▸ To be done
Each line that holds the word "What" should be returned.

─── Source data ───

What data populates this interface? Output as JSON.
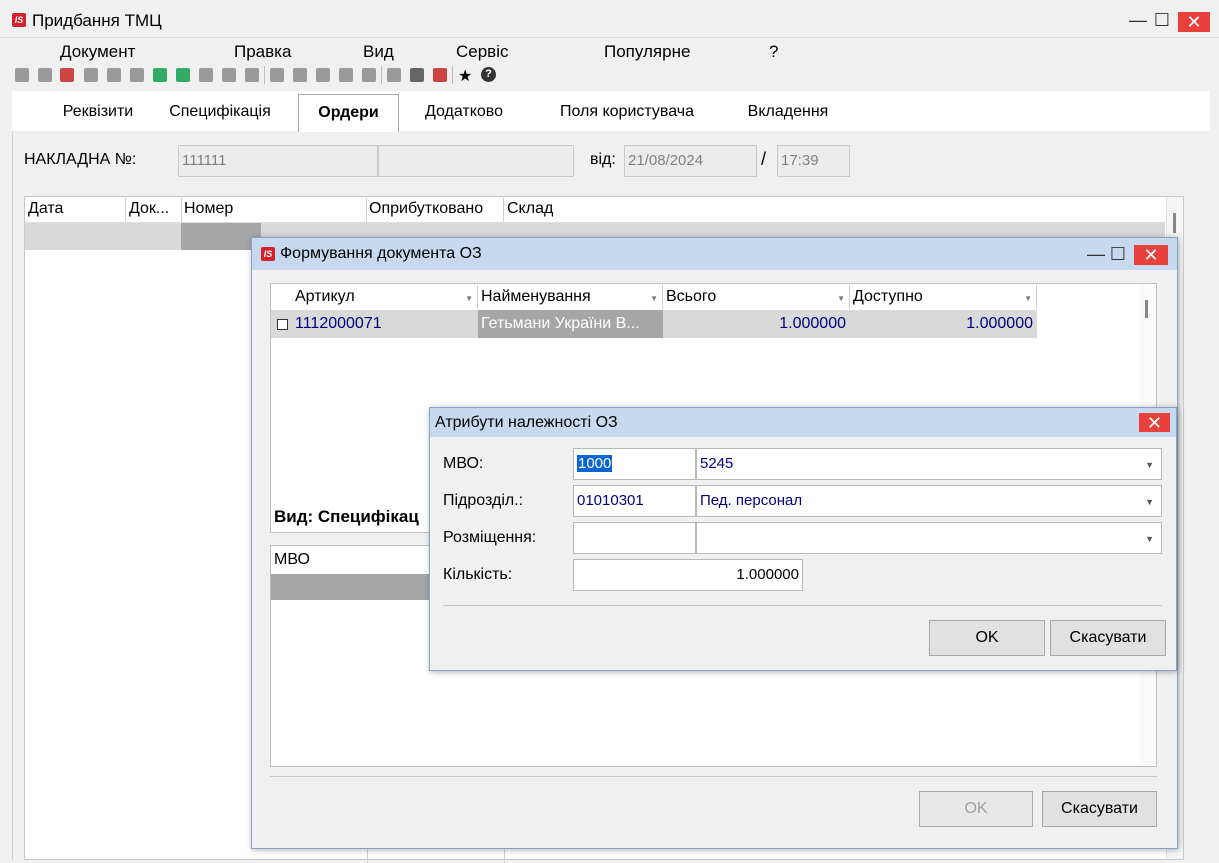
{
  "window": {
    "title": "Придбання ТМЦ",
    "logo": "IS"
  },
  "menu": [
    "Документ",
    "Правка",
    "Вид",
    "Сервіс",
    "Популярне",
    "?"
  ],
  "tabs": [
    {
      "label": "Реквізити"
    },
    {
      "label": "Специфікація"
    },
    {
      "label": "Ордери"
    },
    {
      "label": "Додатково"
    },
    {
      "label": "Поля користувача"
    },
    {
      "label": "Вкладення"
    }
  ],
  "invoice": {
    "label": "НАКЛАДНА №:",
    "number": "111111",
    "extra": "",
    "date_label": "від:",
    "date": "21/08/2024",
    "sep": "/",
    "time": "17:39"
  },
  "orders_grid": {
    "columns": [
      "Дата",
      "Док...",
      "Номер",
      "Оприбутковано",
      "Склад"
    ]
  },
  "os_dialog": {
    "title": "Формування документа ОЗ",
    "columns": [
      "Артикул",
      "Найменування",
      "Всього",
      "Доступно"
    ],
    "rows": [
      {
        "article": "1112000071",
        "name": "Гетьмани України В...",
        "total": "1.000000",
        "available": "1.000000"
      }
    ],
    "view_label": "Вид: Специфікац",
    "mvo_header": "МВО",
    "ok": "OK",
    "cancel": "Скасувати"
  },
  "attr_dialog": {
    "title": "Атрибути належності ОЗ",
    "mvo_label": "МВО:",
    "mvo_code": "1000",
    "mvo_value": "5245",
    "dept_label": "Підрозділ.:",
    "dept_code": "01010301",
    "dept_value": "Пед. персонал",
    "place_label": "Розміщення:",
    "place_code": "",
    "place_value": "",
    "qty_label": "Кількість:",
    "qty_value": "1.000000",
    "ok": "OK",
    "cancel": "Скасувати"
  }
}
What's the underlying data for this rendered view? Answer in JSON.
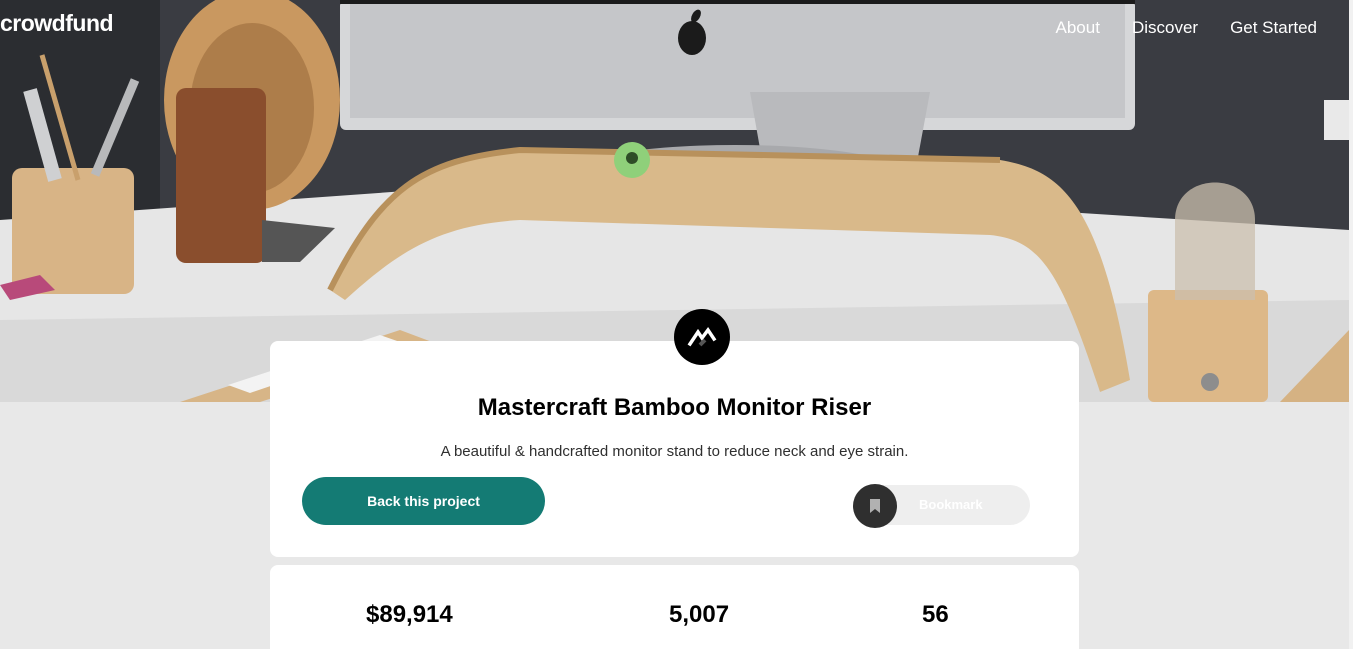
{
  "header": {
    "logo": "crowdfund",
    "nav": [
      {
        "label": "About"
      },
      {
        "label": "Discover"
      },
      {
        "label": "Get Started"
      }
    ]
  },
  "project": {
    "logo_icon": "mastercraft-logo-icon",
    "title": "Mastercraft Bamboo Monitor Riser",
    "description": "A beautiful & handcrafted monitor stand to reduce neck and eye strain.",
    "back_label": "Back this project",
    "bookmark_label": "Bookmark",
    "bookmark_icon": "bookmark-icon"
  },
  "stats": {
    "backed_amount": "$89,914",
    "total_backers": "5,007",
    "days_left": "56"
  },
  "colors": {
    "accent": "#147b74",
    "background": "#e8e8e8",
    "dark": "#2f2f2f"
  }
}
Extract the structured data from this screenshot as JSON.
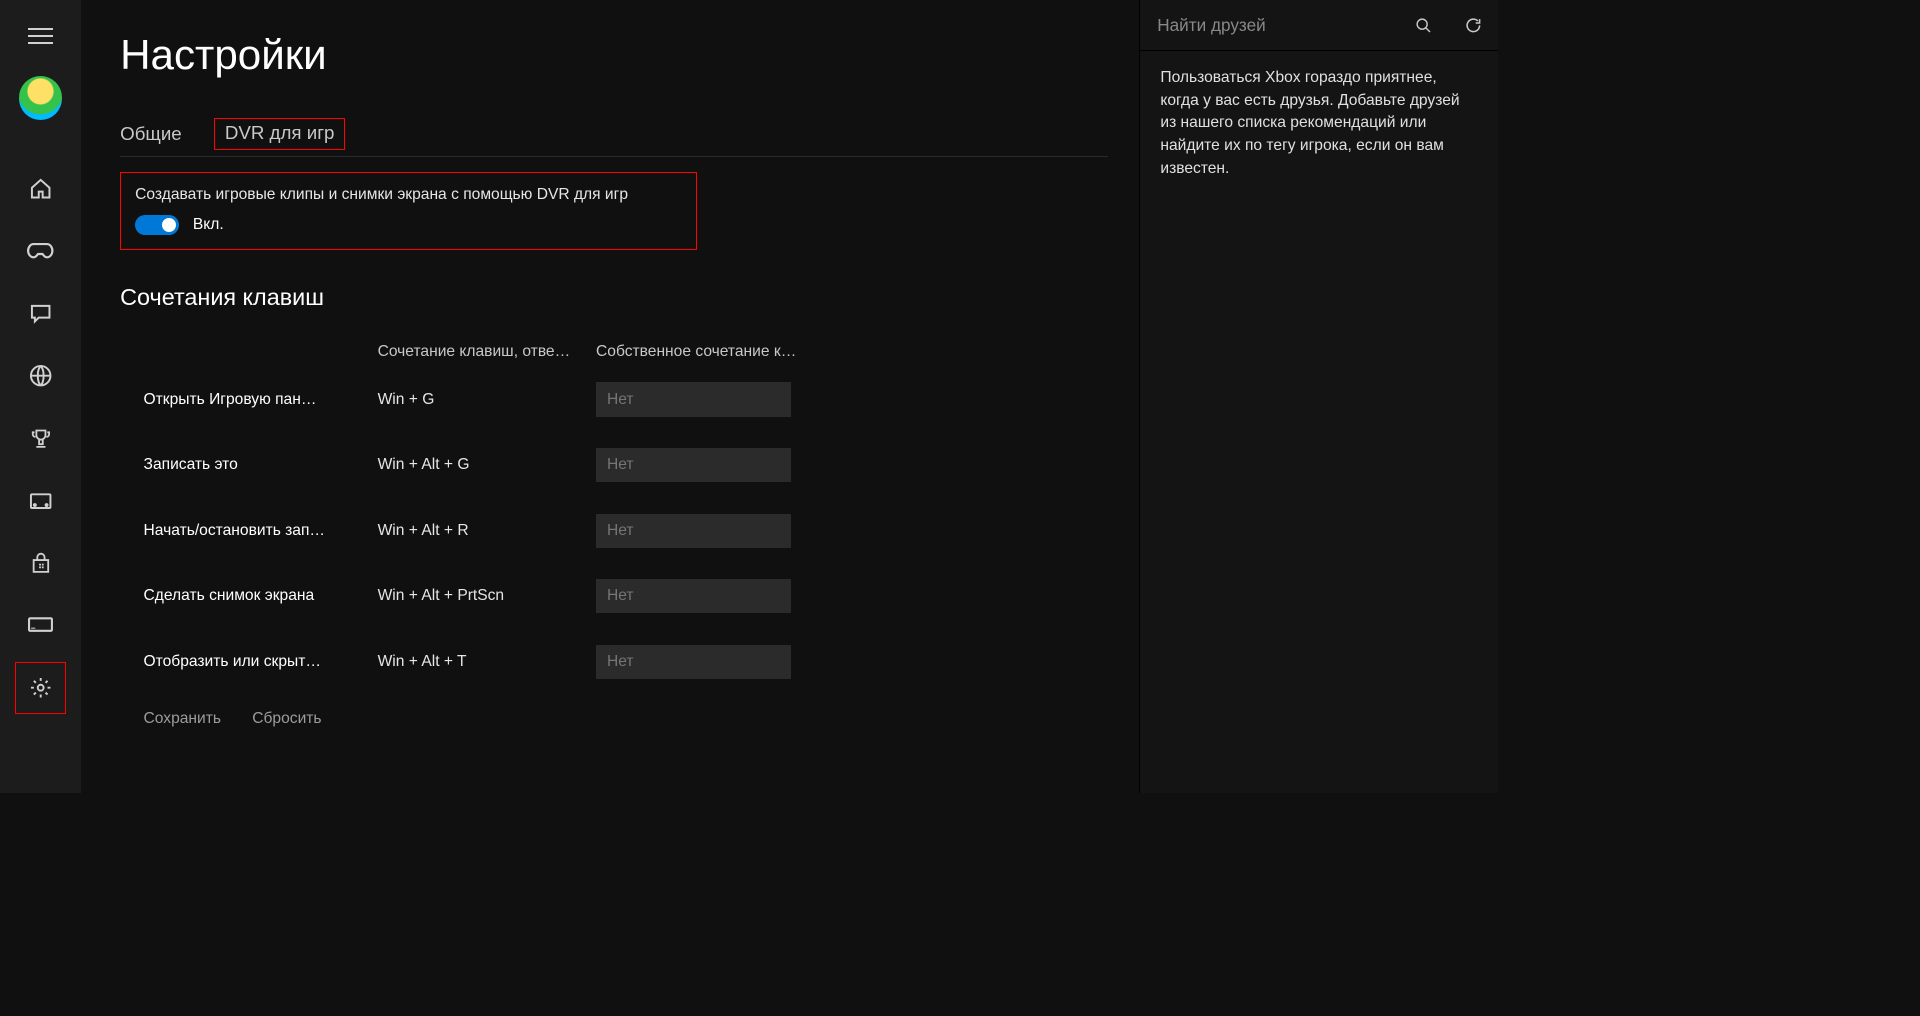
{
  "page_title": "Настройки",
  "tabs": {
    "general": "Общие",
    "dvr": "DVR для игр"
  },
  "dvr": {
    "description": "Создавать игровые клипы и снимки экрана с помощью DVR для игр",
    "toggle_state": "Вкл."
  },
  "shortcuts": {
    "section_title": "Сочетания клавиш",
    "header_preset": "Сочетание клавиш, отве…",
    "header_custom": "Собственное сочетание к…",
    "rows": [
      {
        "name": "Открыть Игровую пан…",
        "preset": "Win + G",
        "custom_placeholder": "Нет"
      },
      {
        "name": "Записать это",
        "preset": "Win + Alt + G",
        "custom_placeholder": "Нет"
      },
      {
        "name": "Начать/остановить зап…",
        "preset": "Win + Alt + R",
        "custom_placeholder": "Нет"
      },
      {
        "name": "Сделать снимок экрана",
        "preset": "Win + Alt + PrtScn",
        "custom_placeholder": "Нет"
      },
      {
        "name": "Отобразить или скрыт…",
        "preset": "Win + Alt + T",
        "custom_placeholder": "Нет"
      }
    ]
  },
  "footer": {
    "save": "Сохранить",
    "reset": "Сбросить"
  },
  "friends": {
    "search_placeholder": "Найти друзей",
    "blurb": "Пользоваться Xbox гораздо приятнее, когда у вас есть друзья. Добавьте друзей из нашего списка рекомендаций или найдите их по тегу игрока, если он вам известен."
  }
}
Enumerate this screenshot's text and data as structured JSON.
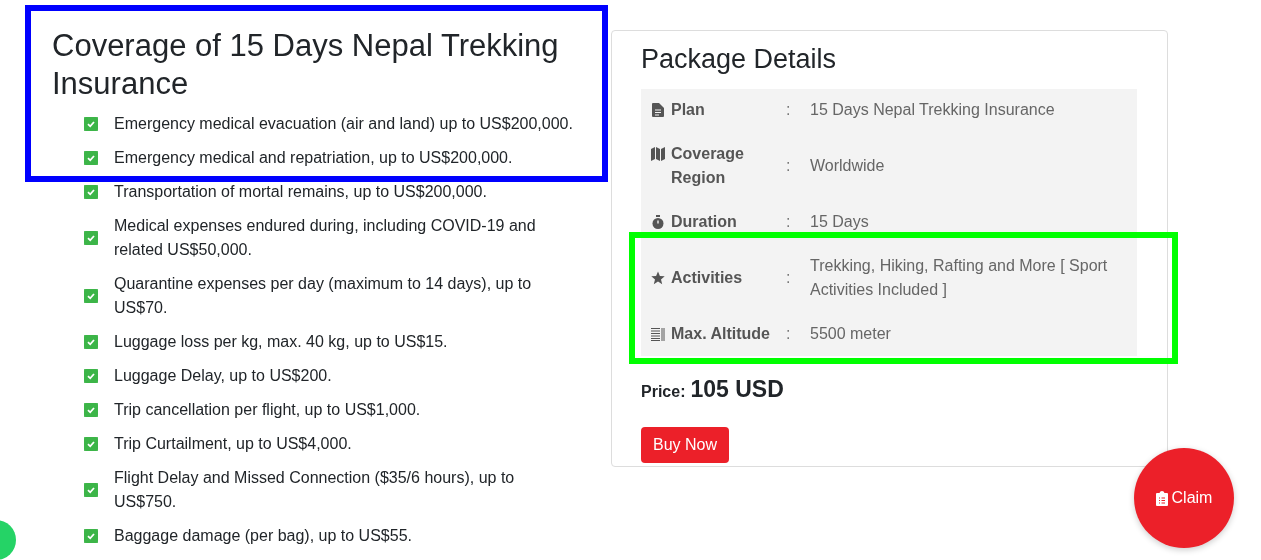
{
  "coverage": {
    "title": "Coverage of 15 Days Nepal Trekking Insurance",
    "items": [
      {
        "text": "Emergency medical evacuation (air and land) up to US$200,000.",
        "checked": true
      },
      {
        "text": "Emergency medical and repatriation, up to US$200,000.",
        "checked": true
      },
      {
        "text": "Transportation of mortal remains, up to US$200,000.",
        "checked": true
      },
      {
        "text": "Medical expenses endured during, including COVID-19 and related US$50,000.",
        "checked": true
      },
      {
        "text": "Quarantine expenses per day (maximum to 14 days), up to US$70.",
        "checked": true
      },
      {
        "text": "Luggage loss per kg, max. 40 kg, up to US$15.",
        "checked": true
      },
      {
        "text": "Luggage Delay, up to US$200.",
        "checked": true
      },
      {
        "text": "Trip cancellation per flight, up to US$1,000.",
        "checked": true
      },
      {
        "text": "Trip Curtailment, up to US$4,000.",
        "checked": true
      },
      {
        "text": "Flight Delay and Missed Connection ($35/6 hours), up to US$750.",
        "checked": true
      },
      {
        "text": "Baggage damage (per bag), up to US$55.",
        "checked": true
      }
    ]
  },
  "package": {
    "title": "Package Details",
    "rows": [
      {
        "kind": "document",
        "label": "Plan",
        "separator": ":",
        "value": "15 Days Nepal Trekking Insurance"
      },
      {
        "kind": "map",
        "label": "Coverage Region",
        "separator": ":",
        "value": "Worldwide"
      },
      {
        "kind": "stopwatch",
        "label": "Duration",
        "separator": ":",
        "value": "15 Days"
      },
      {
        "kind": "star",
        "label": "Activities",
        "separator": ":",
        "value": "Trekking, Hiking, Rafting and More [ Sport Activities Included ]"
      },
      {
        "kind": "list",
        "label": "Max. Altitude",
        "separator": ":",
        "value": "5500 meter"
      }
    ],
    "price_label": "Price:",
    "price": "105 USD",
    "buy_button": "Buy Now"
  },
  "claim_button": "Claim",
  "highlights": [
    {
      "color": "#0000ff"
    },
    {
      "color": "#00ff00"
    }
  ]
}
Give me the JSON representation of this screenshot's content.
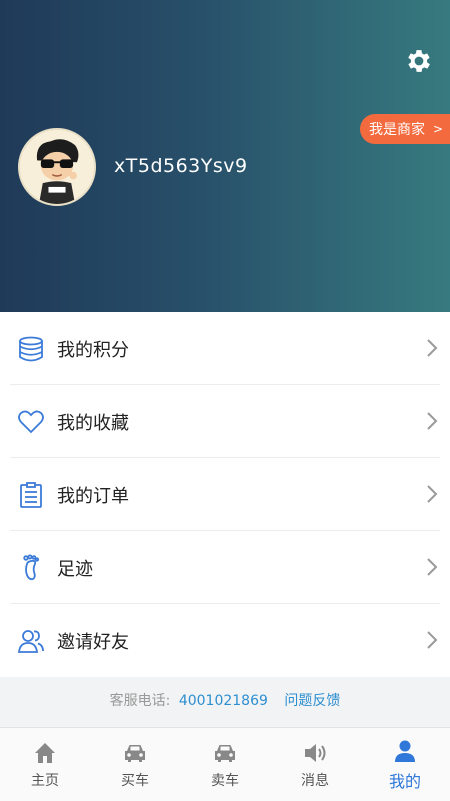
{
  "header": {
    "username": "xT5d563Ysv9",
    "merchant_label": "我是商家",
    "merchant_arrow": ">"
  },
  "menu": [
    {
      "label": "我的积分",
      "icon": "database-icon"
    },
    {
      "label": "我的收藏",
      "icon": "heart-icon"
    },
    {
      "label": "我的订单",
      "icon": "clipboard-icon"
    },
    {
      "label": "足迹",
      "icon": "footprint-icon"
    },
    {
      "label": "邀请好友",
      "icon": "users-icon"
    }
  ],
  "service": {
    "label": "客服电话:",
    "phone": "4001021869",
    "feedback": "问题反馈"
  },
  "tabs": [
    {
      "label": "主页",
      "icon": "home-icon",
      "active": false
    },
    {
      "label": "买车",
      "icon": "car-icon",
      "active": false
    },
    {
      "label": "卖车",
      "icon": "car-icon",
      "active": false
    },
    {
      "label": "消息",
      "icon": "speaker-icon",
      "active": false
    },
    {
      "label": "我的",
      "icon": "person-icon",
      "active": true
    }
  ],
  "colors": {
    "accent": "#2f77d9",
    "merchant_badge": "#f26a3e",
    "header_start": "#1f3a58",
    "header_end": "#377a7f"
  }
}
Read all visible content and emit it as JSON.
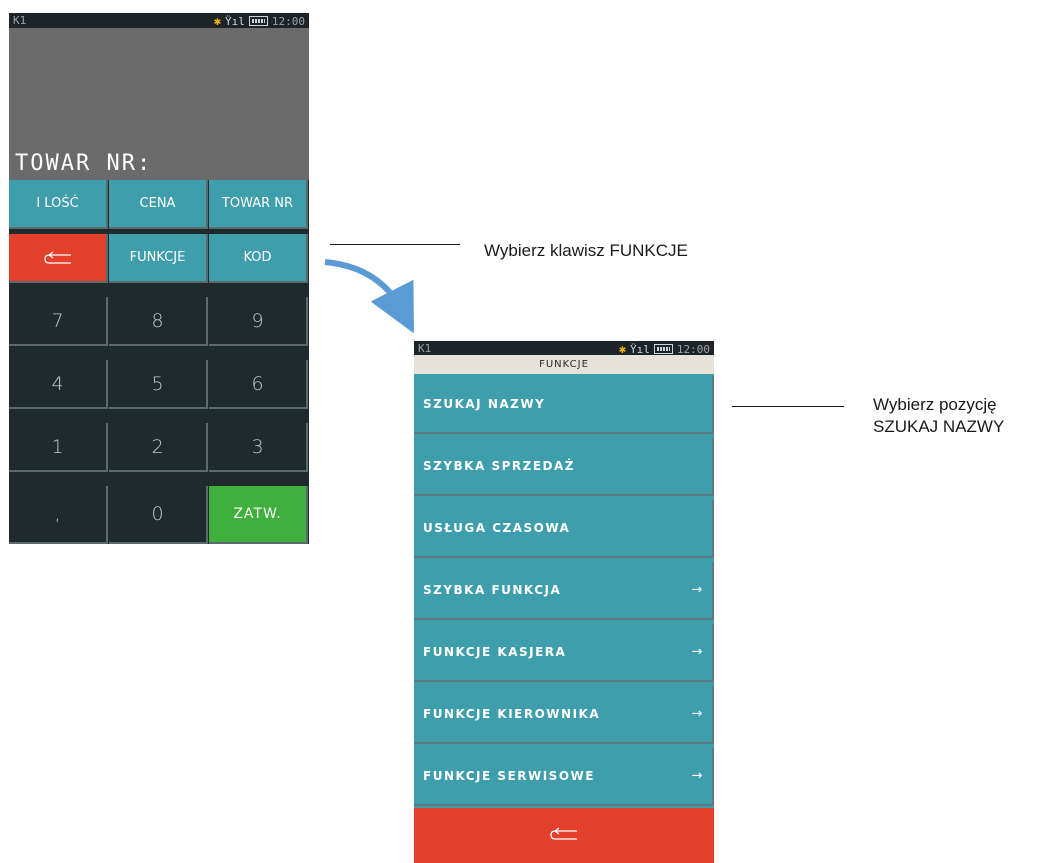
{
  "screen1": {
    "status_label": "K1",
    "clock": "12:00",
    "display_text": "TOWAR NR:",
    "keys": {
      "ilosc": "I LOŚĆ",
      "cena": "CENA",
      "towar_nr": "TOWAR NR",
      "funkcje": "FUNKCJE",
      "kod": "KOD",
      "k7": "7",
      "k8": "8",
      "k9": "9",
      "k4": "4",
      "k5": "5",
      "k6": "6",
      "k1": "1",
      "k2": "2",
      "k3": "3",
      "comma": ",",
      "k0": "0",
      "zatw": "ZATW."
    }
  },
  "screen2": {
    "status_label": "K1",
    "clock": "12:00",
    "header": "FUNKCJE",
    "menu": [
      {
        "label": "SZUKAJ NAZWY",
        "arrow": ""
      },
      {
        "label": "SZYBKA SPRZEDAŻ",
        "arrow": ""
      },
      {
        "label": "USŁUGA CZASOWA",
        "arrow": ""
      },
      {
        "label": "SZYBKA FUNKCJA",
        "arrow": "→"
      },
      {
        "label": "FUNKCJE KASJERA",
        "arrow": "→"
      },
      {
        "label": "FUNKCJE KIEROWNIKA",
        "arrow": "→"
      },
      {
        "label": "FUNKCJE SERWISOWE",
        "arrow": "→"
      }
    ]
  },
  "annotations": {
    "step1": "Wybierz klawisz FUNKCJE",
    "step2_line1": "Wybierz pozycję",
    "step2_line2": "SZUKAJ NAZWY"
  },
  "colors": {
    "teal": "#3f9eac",
    "red": "#e2402b",
    "green": "#3fb03c",
    "dark": "#1e2a2c",
    "arrow": "#5b9bd5"
  },
  "icons": [
    "bluetooth-icon",
    "signal-icon",
    "battery-icon",
    "back-arrow-icon",
    "chevron-right-icon"
  ]
}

───

▸ Solved exercise
What data populates this interface? Output as JSON.
What's the underlying data for this rendered view? Answer in JSON.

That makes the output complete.